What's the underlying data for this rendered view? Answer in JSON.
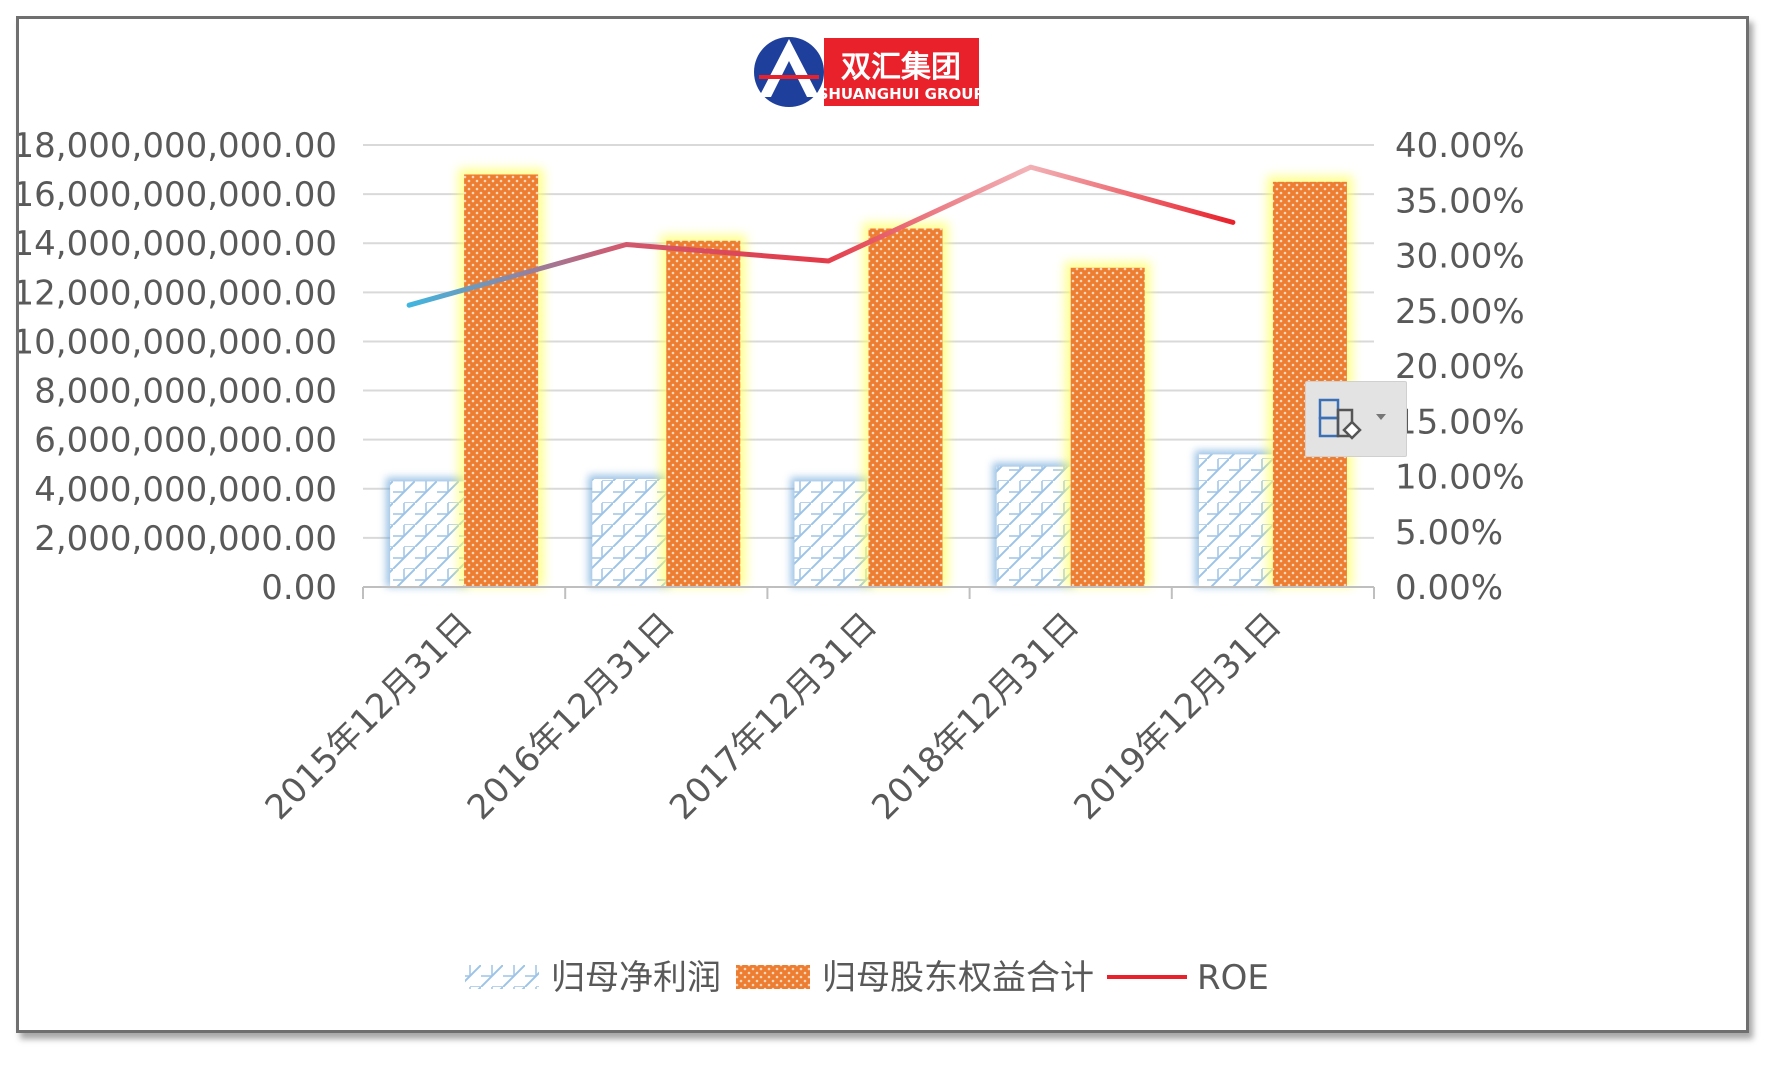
{
  "logo": {
    "name_cn": "双汇集团",
    "name_en": "SHUANGHUI GROUP",
    "brand_color": "#e8212b",
    "emblem_color": "#1f3f9c"
  },
  "chart_data": {
    "type": "bar",
    "title": "",
    "categories": [
      "2015年12月31日",
      "2016年12月31日",
      "2017年12月31日",
      "2018年12月31日",
      "2019年12月31日"
    ],
    "series": [
      {
        "name": "归母净利润",
        "type": "bar",
        "axis": "left",
        "values": [
          4300000000,
          4400000000,
          4300000000,
          4900000000,
          5400000000
        ],
        "color": "#9dc3e6",
        "glow": "#5b9bd5"
      },
      {
        "name": "归母股东权益合计",
        "type": "bar",
        "axis": "left",
        "values": [
          16800000000,
          14100000000,
          14600000000,
          13000000000,
          16500000000
        ],
        "color": "#ed7d31",
        "glow": "#ffff66"
      },
      {
        "name": "ROE",
        "type": "line",
        "axis": "right",
        "values": [
          0.255,
          0.31,
          0.295,
          0.38,
          0.33
        ],
        "color": "#e8212b"
      }
    ],
    "y_left": {
      "min": 0,
      "max": 18000000000,
      "step": 2000000000,
      "ticks": [
        "0.00",
        "2,000,000,000.00",
        "4,000,000,000.00",
        "6,000,000,000.00",
        "8,000,000,000.00",
        "10,000,000,000.00",
        "12,000,000,000.00",
        "14,000,000,000.00",
        "16,000,000,000.00",
        "18,000,000,000.00"
      ]
    },
    "y_right": {
      "min": 0,
      "max": 0.4,
      "step": 0.05,
      "ticks": [
        "0.00%",
        "5.00%",
        "10.00%",
        "15.00%",
        "20.00%",
        "25.00%",
        "30.00%",
        "35.00%",
        "40.00%"
      ]
    },
    "grid": true,
    "legend": "bottom"
  }
}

▶ [Brief]: Extract the text of all the records above verbatim, excluding pictures.

▶ [Expected output]:
What's the underlying data for this rendered view? Answer in JSON.
{
  "logo": {
    "name_cn": "双汇集团",
    "name_en": "SHUANGHUI GROUP",
    "brand_color": "#e8212b",
    "emblem_color": "#1f3f9c"
  },
  "chart_data": {
    "type": "bar",
    "title": "",
    "categories": [
      "2015年12月31日",
      "2016年12月31日",
      "2017年12月31日",
      "2018年12月31日",
      "2019年12月31日"
    ],
    "series": [
      {
        "name": "归母净利润",
        "type": "bar",
        "axis": "left",
        "values": [
          4300000000,
          4400000000,
          4300000000,
          4900000000,
          5400000000
        ],
        "color": "#9dc3e6",
        "glow": "#5b9bd5"
      },
      {
        "name": "归母股东权益合计",
        "type": "bar",
        "axis": "left",
        "values": [
          16800000000,
          14100000000,
          14600000000,
          13000000000,
          16500000000
        ],
        "color": "#ed7d31",
        "glow": "#ffff66"
      },
      {
        "name": "ROE",
        "type": "line",
        "axis": "right",
        "values": [
          0.255,
          0.31,
          0.295,
          0.38,
          0.33
        ],
        "color": "#e8212b"
      }
    ],
    "y_left": {
      "min": 0,
      "max": 18000000000,
      "step": 2000000000,
      "ticks": [
        "0.00",
        "2,000,000,000.00",
        "4,000,000,000.00",
        "6,000,000,000.00",
        "8,000,000,000.00",
        "10,000,000,000.00",
        "12,000,000,000.00",
        "14,000,000,000.00",
        "16,000,000,000.00",
        "18,000,000,000.00"
      ]
    },
    "y_right": {
      "min": 0,
      "max": 0.4,
      "step": 0.05,
      "ticks": [
        "0.00%",
        "5.00%",
        "10.00%",
        "15.00%",
        "20.00%",
        "25.00%",
        "30.00%",
        "35.00%",
        "40.00%"
      ]
    },
    "grid": true,
    "legend": "bottom"
  }
}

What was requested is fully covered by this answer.